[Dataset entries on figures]
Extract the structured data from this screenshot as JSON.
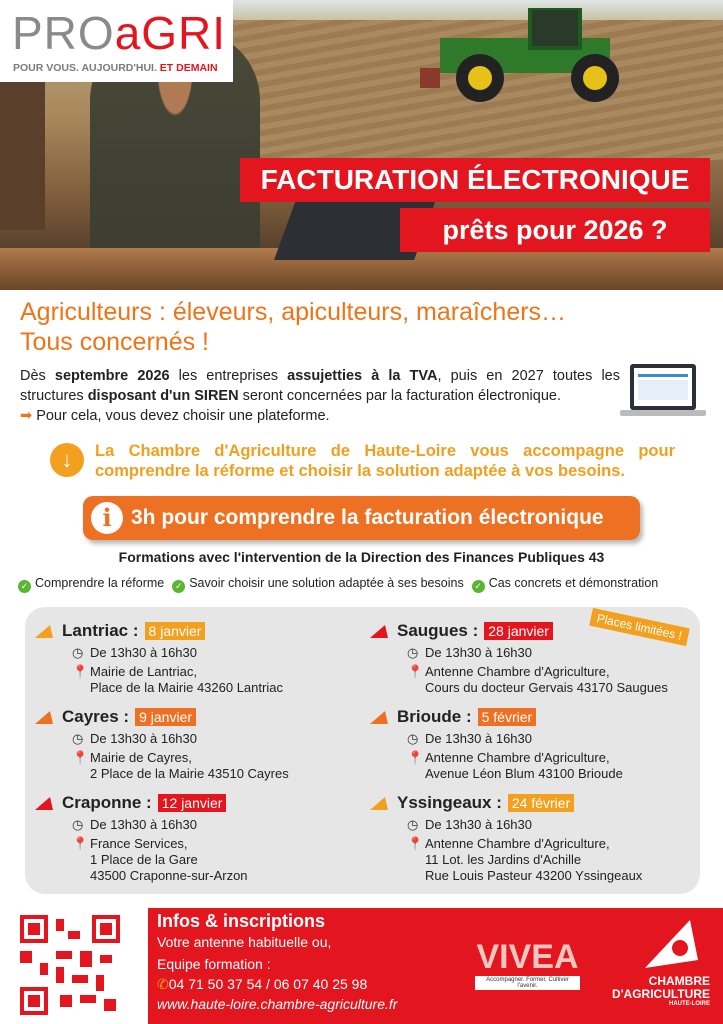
{
  "logo": {
    "brand_gray": "PRO",
    "brand_red": "aGRI",
    "tagline_gray": "POUR VOUS. AUJOURD'HUI.",
    "tagline_red": "ET DEMAIN"
  },
  "banner": {
    "line1": "FACTURATION ÉLECTRONIQUE",
    "line2": "prêts pour 2026 ?"
  },
  "heading": {
    "line1": "Agriculteurs : éleveurs, apiculteurs, maraîchers…",
    "line2": "Tous concernés !"
  },
  "intro": {
    "p1": "Dès ",
    "b1": "septembre 2026",
    "p2": " les entreprises ",
    "b2": "assujetties à la TVA",
    "p3": ", puis en 2027  toutes  les structures ",
    "b3": "disposant d'un SIREN",
    "p4": " seront concernées par la facturation électronique.",
    "p5": "Pour cela, vous devez choisir une plateforme."
  },
  "callout": "La Chambre d'Agriculture de Haute-Loire vous accompagne pour comprendre la réforme et choisir la solution adaptée à vos besoins.",
  "pill": "3h pour comprendre la facturation électronique",
  "formations": "Formations avec l'intervention de la Direction des Finances Publiques 43",
  "checks": [
    "Comprendre la réforme",
    "Savoir choisir une solution adaptée à ses besoins",
    "Cas concrets et démonstration"
  ],
  "places": "Places limitées !",
  "sessions": [
    {
      "town": "Lantriac :",
      "date": "8 janvier",
      "color": "#f2a01e",
      "time": "De 13h30 à 16h30",
      "addr": [
        "Mairie de Lantriac,",
        "Place de la Mairie 43260 Lantriac"
      ]
    },
    {
      "town": "Cayres :",
      "date": "9 janvier",
      "color": "#ee7022",
      "time": "De 13h30 à 16h30",
      "addr": [
        "Mairie de Cayres,",
        "2 Place de la Mairie 43510 Cayres"
      ]
    },
    {
      "town": "Craponne :",
      "date": "12 janvier",
      "color": "#e3161f",
      "time": "De 13h30 à 16h30",
      "addr": [
        "France Services,",
        "1 Place de la Gare",
        "43500 Craponne-sur-Arzon"
      ]
    },
    {
      "town": "Saugues :",
      "date": "28 janvier",
      "color": "#e3161f",
      "time": "De 13h30 à 16h30",
      "addr": [
        "Antenne Chambre d'Agriculture,",
        "Cours du docteur Gervais 43170 Saugues"
      ]
    },
    {
      "town": "Brioude :",
      "date": "5 février",
      "color": "#ee7022",
      "time": "De 13h30 à 16h30",
      "addr": [
        "Antenne Chambre d'Agriculture,",
        "Avenue Léon Blum 43100 Brioude"
      ]
    },
    {
      "town": "Yssingeaux :",
      "date": "24 février",
      "color": "#f2a01e",
      "time": "De 13h30 à 16h30",
      "addr": [
        "Antenne Chambre d'Agriculture,",
        "11 Lot. les Jardins d'Achille",
        "Rue Louis Pasteur 43200 Yssingeaux"
      ]
    }
  ],
  "footer": {
    "title": "Infos & inscriptions",
    "l1": "Votre antenne habituelle ou,",
    "l2": "Equipe formation :",
    "phone": "04 71 50 37 54  /  06 07 40 25 98",
    "web": "www.haute-loire.chambre-agriculture.fr"
  },
  "vivea": {
    "name": "VIVEA",
    "tag": "Accompagner. Former. Cultiver l'avenir."
  },
  "chambre": {
    "l1": "CHAMBRE",
    "l2": "D'AGRICULTURE",
    "l3": "HAUTE-LOIRE"
  },
  "colors": {
    "red": "#e3161f",
    "orange": "#ee7022",
    "yellow": "#f2a01e",
    "green": "#5cb531"
  }
}
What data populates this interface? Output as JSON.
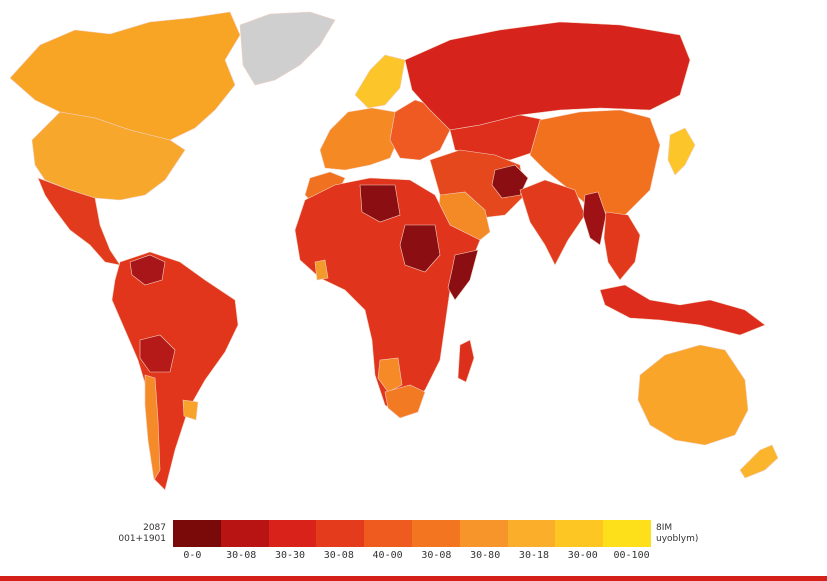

What you will do: Give the number of lines in the entries above that include the string "Mairie". No other output is expected.

Answer to the problem: 4